→ **GIVEN TASK**:
In the lines below, find the one that contains "Decode this image" and write it out exactly, along with every line that follows it.

→ **RECORD EXCERPTS**:
########################################
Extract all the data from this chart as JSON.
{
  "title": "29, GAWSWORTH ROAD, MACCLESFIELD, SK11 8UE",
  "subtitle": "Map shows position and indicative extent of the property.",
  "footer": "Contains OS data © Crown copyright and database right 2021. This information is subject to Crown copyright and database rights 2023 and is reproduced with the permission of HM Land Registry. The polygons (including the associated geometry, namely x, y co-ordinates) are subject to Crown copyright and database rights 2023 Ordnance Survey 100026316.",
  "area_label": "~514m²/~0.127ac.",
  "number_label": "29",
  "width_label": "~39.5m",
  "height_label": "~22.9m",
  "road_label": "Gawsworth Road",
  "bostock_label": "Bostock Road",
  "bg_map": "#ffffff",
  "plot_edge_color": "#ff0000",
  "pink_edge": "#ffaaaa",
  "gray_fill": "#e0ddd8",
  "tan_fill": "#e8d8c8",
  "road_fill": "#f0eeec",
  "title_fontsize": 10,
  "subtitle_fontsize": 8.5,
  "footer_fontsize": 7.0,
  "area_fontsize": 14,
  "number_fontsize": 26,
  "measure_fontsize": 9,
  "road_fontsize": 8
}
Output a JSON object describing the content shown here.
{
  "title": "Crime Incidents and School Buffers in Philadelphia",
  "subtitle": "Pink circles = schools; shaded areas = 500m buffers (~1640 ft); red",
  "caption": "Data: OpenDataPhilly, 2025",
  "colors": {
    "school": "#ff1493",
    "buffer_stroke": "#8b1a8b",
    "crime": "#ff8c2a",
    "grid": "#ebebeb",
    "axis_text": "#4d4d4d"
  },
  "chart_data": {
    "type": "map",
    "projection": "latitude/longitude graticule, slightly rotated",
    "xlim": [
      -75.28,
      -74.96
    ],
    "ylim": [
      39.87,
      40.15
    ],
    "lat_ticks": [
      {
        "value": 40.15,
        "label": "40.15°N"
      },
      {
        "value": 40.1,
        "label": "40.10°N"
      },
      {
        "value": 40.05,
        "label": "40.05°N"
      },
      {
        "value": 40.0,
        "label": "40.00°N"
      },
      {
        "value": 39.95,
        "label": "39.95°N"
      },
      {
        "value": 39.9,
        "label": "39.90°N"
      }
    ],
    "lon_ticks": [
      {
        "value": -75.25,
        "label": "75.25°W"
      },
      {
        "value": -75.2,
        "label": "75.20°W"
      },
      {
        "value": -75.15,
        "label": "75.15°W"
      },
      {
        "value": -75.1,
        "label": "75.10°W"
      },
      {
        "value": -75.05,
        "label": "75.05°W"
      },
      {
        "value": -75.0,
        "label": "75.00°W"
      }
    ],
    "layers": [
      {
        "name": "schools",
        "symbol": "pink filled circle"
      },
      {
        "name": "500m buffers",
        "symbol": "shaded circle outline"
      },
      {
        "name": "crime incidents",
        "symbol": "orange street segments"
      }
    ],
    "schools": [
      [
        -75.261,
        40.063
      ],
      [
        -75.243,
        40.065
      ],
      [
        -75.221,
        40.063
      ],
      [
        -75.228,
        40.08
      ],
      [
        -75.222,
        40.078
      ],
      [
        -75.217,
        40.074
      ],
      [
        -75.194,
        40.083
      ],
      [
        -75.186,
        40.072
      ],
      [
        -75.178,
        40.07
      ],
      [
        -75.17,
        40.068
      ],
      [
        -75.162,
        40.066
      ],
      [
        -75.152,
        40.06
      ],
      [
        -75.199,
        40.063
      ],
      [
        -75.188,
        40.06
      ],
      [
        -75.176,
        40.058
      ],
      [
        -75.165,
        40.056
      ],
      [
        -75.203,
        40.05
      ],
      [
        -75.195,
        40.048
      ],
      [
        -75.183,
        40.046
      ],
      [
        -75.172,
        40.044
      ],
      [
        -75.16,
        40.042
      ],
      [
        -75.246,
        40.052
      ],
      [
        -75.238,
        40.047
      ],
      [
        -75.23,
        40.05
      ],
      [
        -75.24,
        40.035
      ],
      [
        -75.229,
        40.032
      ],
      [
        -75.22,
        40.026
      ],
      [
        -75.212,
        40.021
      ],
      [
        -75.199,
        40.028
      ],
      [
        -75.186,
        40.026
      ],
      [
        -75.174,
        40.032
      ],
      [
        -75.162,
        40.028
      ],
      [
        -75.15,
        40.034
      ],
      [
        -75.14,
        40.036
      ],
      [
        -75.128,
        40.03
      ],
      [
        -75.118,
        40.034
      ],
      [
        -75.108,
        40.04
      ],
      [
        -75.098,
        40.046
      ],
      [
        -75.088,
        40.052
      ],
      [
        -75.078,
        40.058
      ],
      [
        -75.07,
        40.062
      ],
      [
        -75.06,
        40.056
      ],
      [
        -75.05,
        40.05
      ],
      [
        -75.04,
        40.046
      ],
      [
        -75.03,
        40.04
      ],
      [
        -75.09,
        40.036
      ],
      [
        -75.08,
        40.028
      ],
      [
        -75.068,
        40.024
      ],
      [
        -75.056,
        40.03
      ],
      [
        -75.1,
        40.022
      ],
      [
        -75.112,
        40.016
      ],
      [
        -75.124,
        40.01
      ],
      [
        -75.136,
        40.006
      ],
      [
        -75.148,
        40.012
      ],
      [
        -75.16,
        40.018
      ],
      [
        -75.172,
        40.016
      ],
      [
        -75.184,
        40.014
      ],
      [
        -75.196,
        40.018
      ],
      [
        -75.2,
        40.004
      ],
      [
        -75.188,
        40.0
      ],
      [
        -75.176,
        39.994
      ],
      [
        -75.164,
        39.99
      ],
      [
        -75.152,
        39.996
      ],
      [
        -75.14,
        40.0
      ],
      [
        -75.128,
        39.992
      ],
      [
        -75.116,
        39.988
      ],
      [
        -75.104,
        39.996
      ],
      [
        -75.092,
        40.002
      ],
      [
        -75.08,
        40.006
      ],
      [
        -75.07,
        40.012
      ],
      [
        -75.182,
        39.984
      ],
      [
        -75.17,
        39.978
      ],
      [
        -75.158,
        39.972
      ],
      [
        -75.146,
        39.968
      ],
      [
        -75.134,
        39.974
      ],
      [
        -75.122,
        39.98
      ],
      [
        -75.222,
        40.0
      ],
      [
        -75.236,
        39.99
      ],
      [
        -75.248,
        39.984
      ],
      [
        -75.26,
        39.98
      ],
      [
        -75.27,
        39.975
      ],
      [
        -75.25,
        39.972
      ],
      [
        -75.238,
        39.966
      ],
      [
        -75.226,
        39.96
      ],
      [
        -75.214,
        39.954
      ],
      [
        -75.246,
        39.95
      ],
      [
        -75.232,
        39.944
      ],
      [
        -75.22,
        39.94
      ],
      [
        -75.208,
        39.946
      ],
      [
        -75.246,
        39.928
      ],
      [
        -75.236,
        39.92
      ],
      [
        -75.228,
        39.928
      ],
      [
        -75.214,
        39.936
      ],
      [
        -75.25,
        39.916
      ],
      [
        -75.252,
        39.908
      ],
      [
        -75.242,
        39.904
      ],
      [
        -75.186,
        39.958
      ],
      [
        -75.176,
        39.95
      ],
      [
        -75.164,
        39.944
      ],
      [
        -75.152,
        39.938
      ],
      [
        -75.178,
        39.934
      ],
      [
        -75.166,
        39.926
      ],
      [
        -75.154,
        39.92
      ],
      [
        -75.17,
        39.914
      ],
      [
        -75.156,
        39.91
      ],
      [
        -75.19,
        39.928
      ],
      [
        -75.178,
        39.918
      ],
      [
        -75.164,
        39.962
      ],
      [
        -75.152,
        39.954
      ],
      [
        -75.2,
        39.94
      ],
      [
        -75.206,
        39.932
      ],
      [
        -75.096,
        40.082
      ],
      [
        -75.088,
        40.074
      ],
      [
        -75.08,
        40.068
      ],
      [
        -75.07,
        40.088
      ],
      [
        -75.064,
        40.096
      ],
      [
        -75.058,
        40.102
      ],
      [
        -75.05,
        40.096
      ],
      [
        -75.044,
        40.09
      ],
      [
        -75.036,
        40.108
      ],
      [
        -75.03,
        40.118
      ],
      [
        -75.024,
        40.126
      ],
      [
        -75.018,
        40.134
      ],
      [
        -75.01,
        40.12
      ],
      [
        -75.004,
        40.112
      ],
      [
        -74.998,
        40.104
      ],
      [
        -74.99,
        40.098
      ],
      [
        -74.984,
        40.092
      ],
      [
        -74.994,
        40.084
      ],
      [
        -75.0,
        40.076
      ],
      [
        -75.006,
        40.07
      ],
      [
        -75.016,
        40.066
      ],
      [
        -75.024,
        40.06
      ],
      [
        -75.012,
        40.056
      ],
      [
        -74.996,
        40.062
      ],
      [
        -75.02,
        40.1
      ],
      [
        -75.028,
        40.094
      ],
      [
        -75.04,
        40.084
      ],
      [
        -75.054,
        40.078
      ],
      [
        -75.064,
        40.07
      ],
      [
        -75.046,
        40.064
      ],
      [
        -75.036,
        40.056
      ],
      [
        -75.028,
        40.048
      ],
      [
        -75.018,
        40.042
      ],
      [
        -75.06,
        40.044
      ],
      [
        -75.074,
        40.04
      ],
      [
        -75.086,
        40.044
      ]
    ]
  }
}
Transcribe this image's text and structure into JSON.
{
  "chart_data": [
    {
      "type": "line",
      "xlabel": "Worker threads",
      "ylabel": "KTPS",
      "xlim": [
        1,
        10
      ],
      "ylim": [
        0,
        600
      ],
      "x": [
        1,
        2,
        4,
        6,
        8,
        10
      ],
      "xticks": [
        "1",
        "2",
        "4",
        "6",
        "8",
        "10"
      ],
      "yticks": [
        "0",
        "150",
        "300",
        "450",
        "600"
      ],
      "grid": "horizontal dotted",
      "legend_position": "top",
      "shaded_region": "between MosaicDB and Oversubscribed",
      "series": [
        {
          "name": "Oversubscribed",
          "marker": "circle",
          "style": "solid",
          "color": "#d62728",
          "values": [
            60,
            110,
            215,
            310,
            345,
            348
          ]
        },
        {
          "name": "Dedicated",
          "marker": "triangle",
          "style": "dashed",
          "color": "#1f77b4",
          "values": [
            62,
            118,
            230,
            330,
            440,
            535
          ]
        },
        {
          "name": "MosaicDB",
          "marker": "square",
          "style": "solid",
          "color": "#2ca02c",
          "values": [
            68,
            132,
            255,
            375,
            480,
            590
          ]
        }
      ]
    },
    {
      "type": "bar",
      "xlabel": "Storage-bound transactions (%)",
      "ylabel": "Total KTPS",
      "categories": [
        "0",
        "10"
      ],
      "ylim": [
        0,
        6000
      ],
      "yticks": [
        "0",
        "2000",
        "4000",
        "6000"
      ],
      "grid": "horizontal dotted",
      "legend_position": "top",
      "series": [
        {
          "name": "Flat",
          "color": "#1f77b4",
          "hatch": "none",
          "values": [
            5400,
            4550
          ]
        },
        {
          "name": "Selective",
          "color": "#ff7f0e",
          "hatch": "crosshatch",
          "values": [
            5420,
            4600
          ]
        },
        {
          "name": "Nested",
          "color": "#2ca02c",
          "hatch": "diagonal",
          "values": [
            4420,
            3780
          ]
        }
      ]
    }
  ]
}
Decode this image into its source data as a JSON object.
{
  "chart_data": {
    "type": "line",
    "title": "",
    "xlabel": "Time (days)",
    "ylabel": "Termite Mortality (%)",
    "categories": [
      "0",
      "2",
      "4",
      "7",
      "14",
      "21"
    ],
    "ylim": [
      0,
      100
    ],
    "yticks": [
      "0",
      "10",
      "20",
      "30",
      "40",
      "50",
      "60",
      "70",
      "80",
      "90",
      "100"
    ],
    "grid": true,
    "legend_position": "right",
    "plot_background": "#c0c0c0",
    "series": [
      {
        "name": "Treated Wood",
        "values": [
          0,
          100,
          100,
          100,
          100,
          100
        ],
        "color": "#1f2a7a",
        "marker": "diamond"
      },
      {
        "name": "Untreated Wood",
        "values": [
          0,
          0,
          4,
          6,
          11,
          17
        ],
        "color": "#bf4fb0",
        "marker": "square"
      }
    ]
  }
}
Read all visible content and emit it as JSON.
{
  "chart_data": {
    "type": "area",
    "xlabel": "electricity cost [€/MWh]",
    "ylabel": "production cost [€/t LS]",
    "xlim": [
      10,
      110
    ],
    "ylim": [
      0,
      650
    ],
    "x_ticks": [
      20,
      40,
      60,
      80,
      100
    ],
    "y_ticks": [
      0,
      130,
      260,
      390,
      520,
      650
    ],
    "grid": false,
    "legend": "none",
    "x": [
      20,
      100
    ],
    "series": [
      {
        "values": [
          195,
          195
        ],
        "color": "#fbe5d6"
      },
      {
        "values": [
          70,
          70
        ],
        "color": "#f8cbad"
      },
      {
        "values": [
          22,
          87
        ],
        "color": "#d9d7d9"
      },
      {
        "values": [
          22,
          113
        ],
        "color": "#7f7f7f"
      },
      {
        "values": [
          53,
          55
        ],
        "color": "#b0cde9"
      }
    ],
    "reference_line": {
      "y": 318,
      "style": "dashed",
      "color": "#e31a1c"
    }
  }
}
########################################
→ **ANSWER BELOW**:
Decode this image into its source data as a JSON object.
{
  "chart_data": {
    "type": "line",
    "title": "",
    "xlabel": "Time (days)",
    "ylabel": "Termite Mortality (%)",
    "categories": [
      "0",
      "2",
      "4",
      "7",
      "14",
      "21"
    ],
    "ylim": [
      0,
      100
    ],
    "yticks": [
      "0",
      "10",
      "20",
      "30",
      "40",
      "50",
      "60",
      "70",
      "80",
      "90",
      "100"
    ],
    "grid": true,
    "legend_position": "right",
    "plot_background": "#c0c0c0",
    "series": [
      {
        "name": "Treated Wood",
        "values": [
          0,
          100,
          100,
          100,
          100,
          100
        ],
        "color": "#1f2a7a",
        "marker": "diamond"
      },
      {
        "name": "Untreated Wood",
        "values": [
          0,
          0,
          4,
          6,
          11,
          17
        ],
        "color": "#bf4fb0",
        "marker": "square"
      }
    ]
  }
}
Read all visible content and emit it as JSON.
{
  "chart_data": {
    "type": "area",
    "xlabel": "electricity cost [€/MWh]",
    "ylabel": "production cost [€/t LS]",
    "xlim": [
      10,
      110
    ],
    "ylim": [
      0,
      650
    ],
    "x_ticks": [
      20,
      40,
      60,
      80,
      100
    ],
    "y_ticks": [
      0,
      130,
      260,
      390,
      520,
      650
    ],
    "grid": false,
    "legend": "none",
    "x": [
      20,
      100
    ],
    "series": [
      {
        "values": [
          195,
          195
        ],
        "color": "#fbe5d6"
      },
      {
        "values": [
          70,
          70
        ],
        "color": "#f8cbad"
      },
      {
        "values": [
          22,
          87
        ],
        "color": "#d9d7d9"
      },
      {
        "values": [
          22,
          113
        ],
        "color": "#7f7f7f"
      },
      {
        "values": [
          53,
          55
        ],
        "color": "#b0cde9"
      }
    ],
    "reference_line": {
      "y": 318,
      "style": "dashed",
      "color": "#e31a1c"
    }
  }
}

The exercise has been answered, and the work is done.